* **Given exercise**
Could you write out every entry exactly as it stands?

* **Record list**
[START]
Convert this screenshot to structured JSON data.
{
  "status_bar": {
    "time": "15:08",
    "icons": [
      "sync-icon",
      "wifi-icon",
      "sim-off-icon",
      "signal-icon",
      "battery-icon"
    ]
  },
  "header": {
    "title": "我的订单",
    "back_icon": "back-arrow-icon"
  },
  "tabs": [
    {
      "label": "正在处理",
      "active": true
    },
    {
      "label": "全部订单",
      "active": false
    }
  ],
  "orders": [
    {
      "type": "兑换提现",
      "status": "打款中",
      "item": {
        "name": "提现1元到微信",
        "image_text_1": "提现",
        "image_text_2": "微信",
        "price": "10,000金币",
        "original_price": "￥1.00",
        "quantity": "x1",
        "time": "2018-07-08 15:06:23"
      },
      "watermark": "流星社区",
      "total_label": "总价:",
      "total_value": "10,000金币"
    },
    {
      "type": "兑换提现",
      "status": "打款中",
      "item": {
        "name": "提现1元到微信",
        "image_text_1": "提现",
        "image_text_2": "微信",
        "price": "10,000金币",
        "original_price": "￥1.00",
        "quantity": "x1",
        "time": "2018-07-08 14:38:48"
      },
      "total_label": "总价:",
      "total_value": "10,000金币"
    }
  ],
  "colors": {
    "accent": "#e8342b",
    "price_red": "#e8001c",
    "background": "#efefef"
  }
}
[END]
* **Correct answer**
Convert this screenshot to structured JSON data.
{
  "status_bar": {
    "time": "15:08",
    "icons": [
      "sync-icon",
      "wifi-icon",
      "sim-off-icon",
      "signal-icon",
      "battery-icon"
    ]
  },
  "header": {
    "title": "我的订单",
    "back_icon": "back-arrow-icon"
  },
  "tabs": [
    {
      "label": "正在处理",
      "active": true
    },
    {
      "label": "全部订单",
      "active": false
    }
  ],
  "orders": [
    {
      "type": "兑换提现",
      "status": "打款中",
      "item": {
        "name": "提现1元到微信",
        "image_text_1": "提现",
        "image_text_2": "微信",
        "price": "10,000金币",
        "original_price": "￥1.00",
        "quantity": "x1",
        "time": "2018-07-08 15:06:23"
      },
      "watermark": "流星社区",
      "total_label": "总价:",
      "total_value": "10,000金币"
    },
    {
      "type": "兑换提现",
      "status": "打款中",
      "item": {
        "name": "提现1元到微信",
        "image_text_1": "提现",
        "image_text_2": "微信",
        "price": "10,000金币",
        "original_price": "￥1.00",
        "quantity": "x1",
        "time": "2018-07-08 14:38:48"
      },
      "total_label": "总价:",
      "total_value": "10,000金币"
    }
  ],
  "colors": {
    "accent": "#e8342b",
    "price_red": "#e8001c",
    "background": "#efefef"
  }
}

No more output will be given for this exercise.